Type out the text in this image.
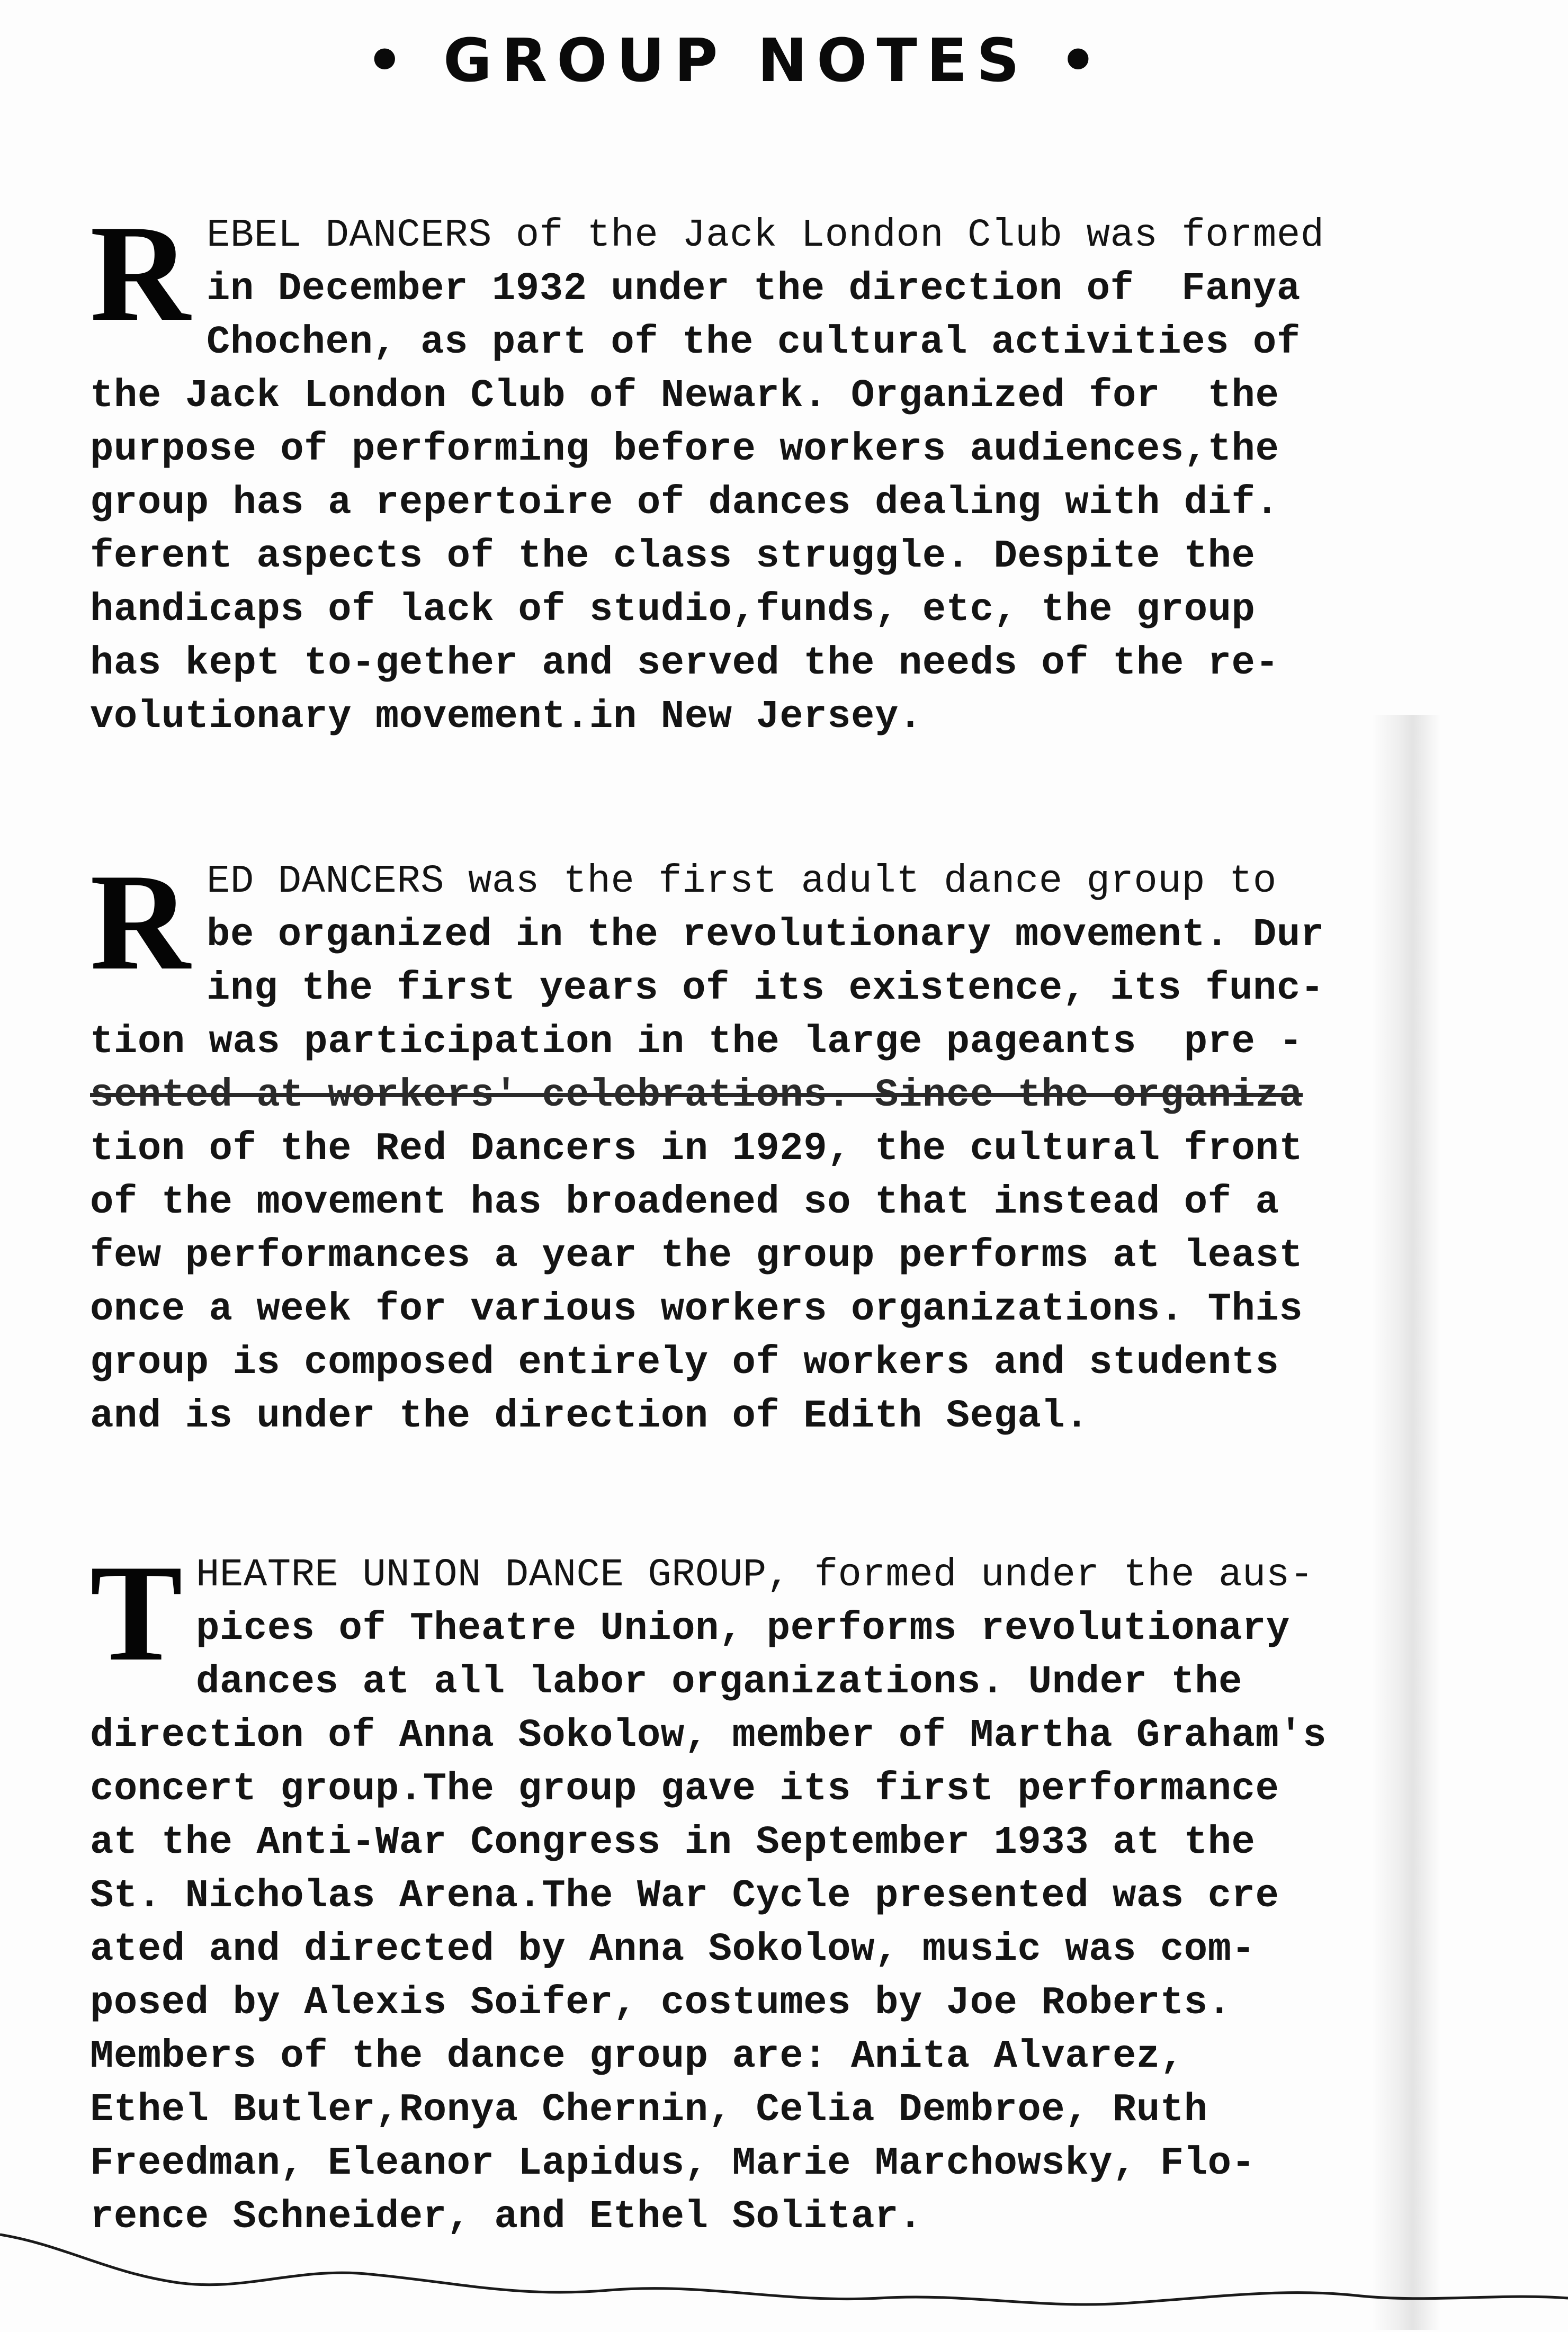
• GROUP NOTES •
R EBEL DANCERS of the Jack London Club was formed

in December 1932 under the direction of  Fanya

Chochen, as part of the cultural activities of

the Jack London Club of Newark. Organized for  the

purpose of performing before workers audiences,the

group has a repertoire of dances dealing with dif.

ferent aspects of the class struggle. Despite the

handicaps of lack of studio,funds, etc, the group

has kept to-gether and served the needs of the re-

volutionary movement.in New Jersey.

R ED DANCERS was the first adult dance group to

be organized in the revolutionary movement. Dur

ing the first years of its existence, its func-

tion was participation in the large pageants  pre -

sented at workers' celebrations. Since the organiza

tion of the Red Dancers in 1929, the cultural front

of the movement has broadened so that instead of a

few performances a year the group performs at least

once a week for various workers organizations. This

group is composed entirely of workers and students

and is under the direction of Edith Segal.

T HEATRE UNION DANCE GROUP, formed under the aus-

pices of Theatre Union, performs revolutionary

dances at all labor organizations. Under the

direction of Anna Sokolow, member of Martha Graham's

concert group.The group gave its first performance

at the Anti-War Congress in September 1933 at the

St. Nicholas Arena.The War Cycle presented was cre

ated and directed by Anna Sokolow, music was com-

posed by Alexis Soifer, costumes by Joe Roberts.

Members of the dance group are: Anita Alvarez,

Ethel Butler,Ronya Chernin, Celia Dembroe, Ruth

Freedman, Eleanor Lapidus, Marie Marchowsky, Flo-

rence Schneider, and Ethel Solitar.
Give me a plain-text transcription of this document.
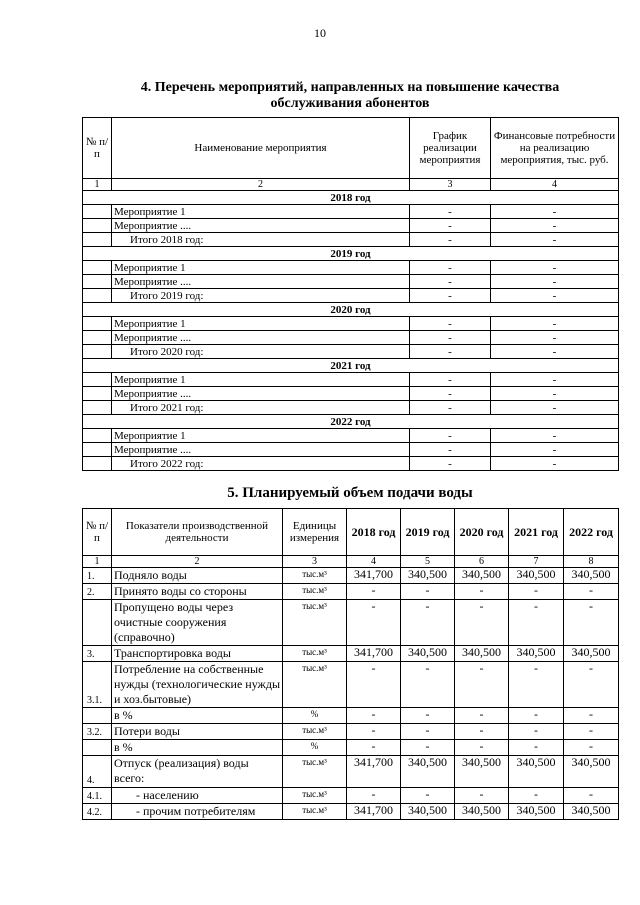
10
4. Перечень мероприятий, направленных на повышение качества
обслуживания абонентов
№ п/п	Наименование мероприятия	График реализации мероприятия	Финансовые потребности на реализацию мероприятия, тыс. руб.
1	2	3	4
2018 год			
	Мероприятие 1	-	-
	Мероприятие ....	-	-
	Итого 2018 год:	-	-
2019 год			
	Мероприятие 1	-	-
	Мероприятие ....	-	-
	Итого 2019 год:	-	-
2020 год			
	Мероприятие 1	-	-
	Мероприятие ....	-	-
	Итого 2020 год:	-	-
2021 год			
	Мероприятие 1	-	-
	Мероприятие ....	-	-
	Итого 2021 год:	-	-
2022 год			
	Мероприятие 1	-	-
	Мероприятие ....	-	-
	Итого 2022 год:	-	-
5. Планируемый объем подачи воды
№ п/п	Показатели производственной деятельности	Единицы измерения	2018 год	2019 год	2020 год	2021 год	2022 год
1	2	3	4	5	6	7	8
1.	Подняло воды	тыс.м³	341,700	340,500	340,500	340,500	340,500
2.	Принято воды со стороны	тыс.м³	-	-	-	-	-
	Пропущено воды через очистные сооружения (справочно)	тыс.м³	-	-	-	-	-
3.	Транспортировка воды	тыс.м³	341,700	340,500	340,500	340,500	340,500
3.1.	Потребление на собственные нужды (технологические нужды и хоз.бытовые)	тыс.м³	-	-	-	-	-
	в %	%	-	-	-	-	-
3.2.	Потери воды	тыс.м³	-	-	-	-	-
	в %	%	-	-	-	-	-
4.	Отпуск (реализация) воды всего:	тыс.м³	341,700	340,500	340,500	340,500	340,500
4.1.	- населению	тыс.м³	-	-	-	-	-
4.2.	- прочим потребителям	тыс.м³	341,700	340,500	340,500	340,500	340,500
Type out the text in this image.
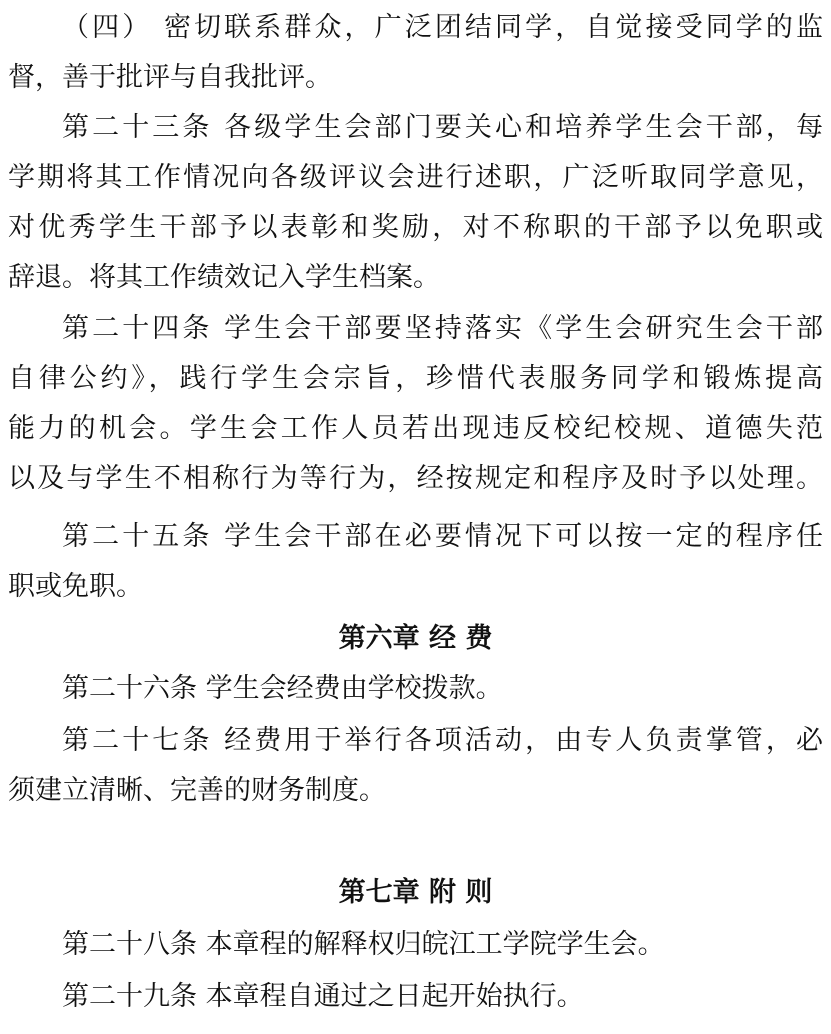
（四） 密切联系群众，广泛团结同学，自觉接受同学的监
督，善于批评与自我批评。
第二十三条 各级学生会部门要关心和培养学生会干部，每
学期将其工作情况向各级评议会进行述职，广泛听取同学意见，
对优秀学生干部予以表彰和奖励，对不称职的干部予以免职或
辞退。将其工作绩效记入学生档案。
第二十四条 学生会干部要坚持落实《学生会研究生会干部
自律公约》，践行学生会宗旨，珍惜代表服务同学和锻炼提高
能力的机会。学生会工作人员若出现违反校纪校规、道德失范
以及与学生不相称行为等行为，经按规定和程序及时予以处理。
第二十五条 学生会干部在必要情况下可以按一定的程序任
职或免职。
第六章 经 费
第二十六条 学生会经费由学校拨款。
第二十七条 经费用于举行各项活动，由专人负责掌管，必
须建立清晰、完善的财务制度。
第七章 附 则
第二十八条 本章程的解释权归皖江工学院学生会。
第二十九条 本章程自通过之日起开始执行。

§ Task objective:
Do not include the images; transcribe the rest of the listing exactly.

§ Written answer:
Type out the text in this image.
• GROUP NOTES •
R EBEL DANCERS of the Jack London Club was formed

in December 1932 under the direction of  Fanya

Chochen, as part of the cultural activities of

the Jack London Club of Newark. Organized for  the

purpose of performing before workers audiences,the

group has a repertoire of dances dealing with dif.

ferent aspects of the class struggle. Despite the

handicaps of lack of studio,funds, etc, the group

has kept to-gether and served the needs of the re-

volutionary movement.in New Jersey.

R ED DANCERS was the first adult dance group to

be organized in the revolutionary movement. Dur

ing the first years of its existence, its func-

tion was participation in the large pageants  pre -

sented at workers' celebrations. Since the organiza

tion of the Red Dancers in 1929, the cultural front

of the movement has broadened so that instead of a

few performances a year the group performs at least

once a week for various workers organizations. This

group is composed entirely of workers and students

and is under the direction of Edith Segal.

T HEATRE UNION DANCE GROUP, formed under the aus-

pices of Theatre Union, performs revolutionary

dances at all labor organizations. Under the

direction of Anna Sokolow, member of Martha Graham's

concert group.The group gave its first performance

at the Anti-War Congress in September 1933 at the

St. Nicholas Arena.The War Cycle presented was cre

ated and directed by Anna Sokolow, music was com-

posed by Alexis Soifer, costumes by Joe Roberts.

Members of the dance group are: Anita Alvarez,

Ethel Butler,Ronya Chernin, Celia Dembroe, Ruth

Freedman, Eleanor Lapidus, Marie Marchowsky, Flo-

rence Schneider, and Ethel Solitar.
Give me a plain-text transcription of this document.
10
4. Перечень мероприятий, направленных на повышение качества
обслуживания абонентов
№ п/п	Наименование мероприятия	График реализации мероприятия	Финансовые потребности на реализацию мероприятия, тыс. руб.
1	2	3	4
2018 год			
	Мероприятие 1	-	-
	Мероприятие ....	-	-
	Итого 2018 год:	-	-
2019 год			
	Мероприятие 1	-	-
	Мероприятие ....	-	-
	Итого 2019 год:	-	-
2020 год			
	Мероприятие 1	-	-
	Мероприятие ....	-	-
	Итого 2020 год:	-	-
2021 год			
	Мероприятие 1	-	-
	Мероприятие ....	-	-
	Итого 2021 год:	-	-
2022 год			
	Мероприятие 1	-	-
	Мероприятие ....	-	-
	Итого 2022 год:	-	-
5. Планируемый объем подачи воды
№ п/п	Показатели производственной деятельности	Единицы измерения	2018 год	2019 год	2020 год	2021 год	2022 год
1	2	3	4	5	6	7	8
1.	Подняло воды	тыс.м³	341,700	340,500	340,500	340,500	340,500
2.	Принято воды со стороны	тыс.м³	-	-	-	-	-
	Пропущено воды через очистные сооружения (справочно)	тыс.м³	-	-	-	-	-
3.	Транспортировка воды	тыс.м³	341,700	340,500	340,500	340,500	340,500
3.1.	Потребление на собственные нужды (технологические нужды и хоз.бытовые)	тыс.м³	-	-	-	-	-
	в %	%	-	-	-	-	-
3.2.	Потери воды	тыс.м³	-	-	-	-	-
	в %	%	-	-	-	-	-
4.	Отпуск (реализация) воды всего:	тыс.м³	341,700	340,500	340,500	340,500	340,500
4.1.	- населению	тыс.м³	-	-	-	-	-
4.2.	- прочим потребителям	тыс.м³	341,700	340,500	340,500	340,500	340,500
Type out the text in this image.
（四） 密切联系群众，广泛团结同学，自觉接受同学的监
督，善于批评与自我批评。
第二十三条 各级学生会部门要关心和培养学生会干部，每
学期将其工作情况向各级评议会进行述职，广泛听取同学意见，
对优秀学生干部予以表彰和奖励，对不称职的干部予以免职或
辞退。将其工作绩效记入学生档案。
第二十四条 学生会干部要坚持落实《学生会研究生会干部
自律公约》，践行学生会宗旨，珍惜代表服务同学和锻炼提高
能力的机会。学生会工作人员若出现违反校纪校规、道德失范
以及与学生不相称行为等行为，经按规定和程序及时予以处理。
第二十五条 学生会干部在必要情况下可以按一定的程序任
职或免职。
第六章 经 费
第二十六条 学生会经费由学校拨款。
第二十七条 经费用于举行各项活动，由专人负责掌管，必
须建立清晰、完善的财务制度。
第七章 附 则
第二十八条 本章程的解释权归皖江工学院学生会。
第二十九条 本章程自通过之日起开始执行。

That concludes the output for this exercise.